## WHAT THE TASK ASKS
All lines from the one with "Parse this screenshot: output" to the end need to be copied exactly, with nothing before them.

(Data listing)
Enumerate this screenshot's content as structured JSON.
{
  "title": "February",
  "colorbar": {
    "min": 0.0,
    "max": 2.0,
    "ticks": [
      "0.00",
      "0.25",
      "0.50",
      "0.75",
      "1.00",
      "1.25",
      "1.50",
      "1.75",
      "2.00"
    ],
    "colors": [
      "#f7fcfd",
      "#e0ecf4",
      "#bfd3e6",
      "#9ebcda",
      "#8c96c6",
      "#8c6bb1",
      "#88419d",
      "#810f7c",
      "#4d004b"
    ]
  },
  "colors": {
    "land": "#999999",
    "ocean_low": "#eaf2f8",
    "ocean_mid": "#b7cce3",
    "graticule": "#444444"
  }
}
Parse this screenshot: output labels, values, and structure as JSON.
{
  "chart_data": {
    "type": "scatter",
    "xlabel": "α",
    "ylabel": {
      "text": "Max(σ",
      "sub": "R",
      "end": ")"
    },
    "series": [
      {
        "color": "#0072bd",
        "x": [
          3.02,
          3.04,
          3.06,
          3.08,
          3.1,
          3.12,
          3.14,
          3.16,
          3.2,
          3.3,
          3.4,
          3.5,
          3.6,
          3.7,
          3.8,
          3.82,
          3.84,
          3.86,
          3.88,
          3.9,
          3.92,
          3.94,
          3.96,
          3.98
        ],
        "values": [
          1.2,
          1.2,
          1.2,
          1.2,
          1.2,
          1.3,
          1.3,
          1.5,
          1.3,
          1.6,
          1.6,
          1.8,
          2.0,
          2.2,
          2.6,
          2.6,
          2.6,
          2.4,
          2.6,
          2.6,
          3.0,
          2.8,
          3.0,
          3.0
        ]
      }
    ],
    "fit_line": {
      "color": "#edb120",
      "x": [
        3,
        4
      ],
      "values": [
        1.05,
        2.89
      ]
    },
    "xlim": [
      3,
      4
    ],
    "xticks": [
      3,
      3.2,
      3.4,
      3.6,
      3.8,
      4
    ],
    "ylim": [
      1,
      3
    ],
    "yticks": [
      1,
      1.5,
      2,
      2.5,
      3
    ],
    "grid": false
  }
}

## CORRECT RESULT
Parse this screenshot: output labels, values, and structure as JSON.
{
  "chart_data": {
    "type": "scatter",
    "xlabel": "α",
    "ylabel": {
      "text": "Max(σ",
      "sub": "R",
      "end": ")"
    },
    "series": [
      {
        "color": "#0072bd",
        "x": [
          3.02,
          3.04,
          3.06,
          3.08,
          3.1,
          3.12,
          3.14,
          3.16,
          3.2,
          3.3,
          3.4,
          3.5,
          3.6,
          3.7,
          3.8,
          3.82,
          3.84,
          3.86,
          3.88,
          3.9,
          3.92,
          3.94,
          3.96,
          3.98
        ],
        "values": [
          1.2,
          1.2,
          1.2,
          1.2,
          1.2,
          1.3,
          1.3,
          1.5,
          1.3,
          1.6,
          1.6,
          1.8,
          2.0,
          2.2,
          2.6,
          2.6,
          2.6,
          2.4,
          2.6,
          2.6,
          3.0,
          2.8,
          3.0,
          3.0
        ]
      }
    ],
    "fit_line": {
      "color": "#edb120",
      "x": [
        3,
        4
      ],
      "values": [
        1.05,
        2.89
      ]
    },
    "xlim": [
      3,
      4
    ],
    "xticks": [
      3,
      3.2,
      3.4,
      3.6,
      3.8,
      4
    ],
    "ylim": [
      1,
      3
    ],
    "yticks": [
      1,
      1.5,
      2,
      2.5,
      3
    ],
    "grid": false
  }
}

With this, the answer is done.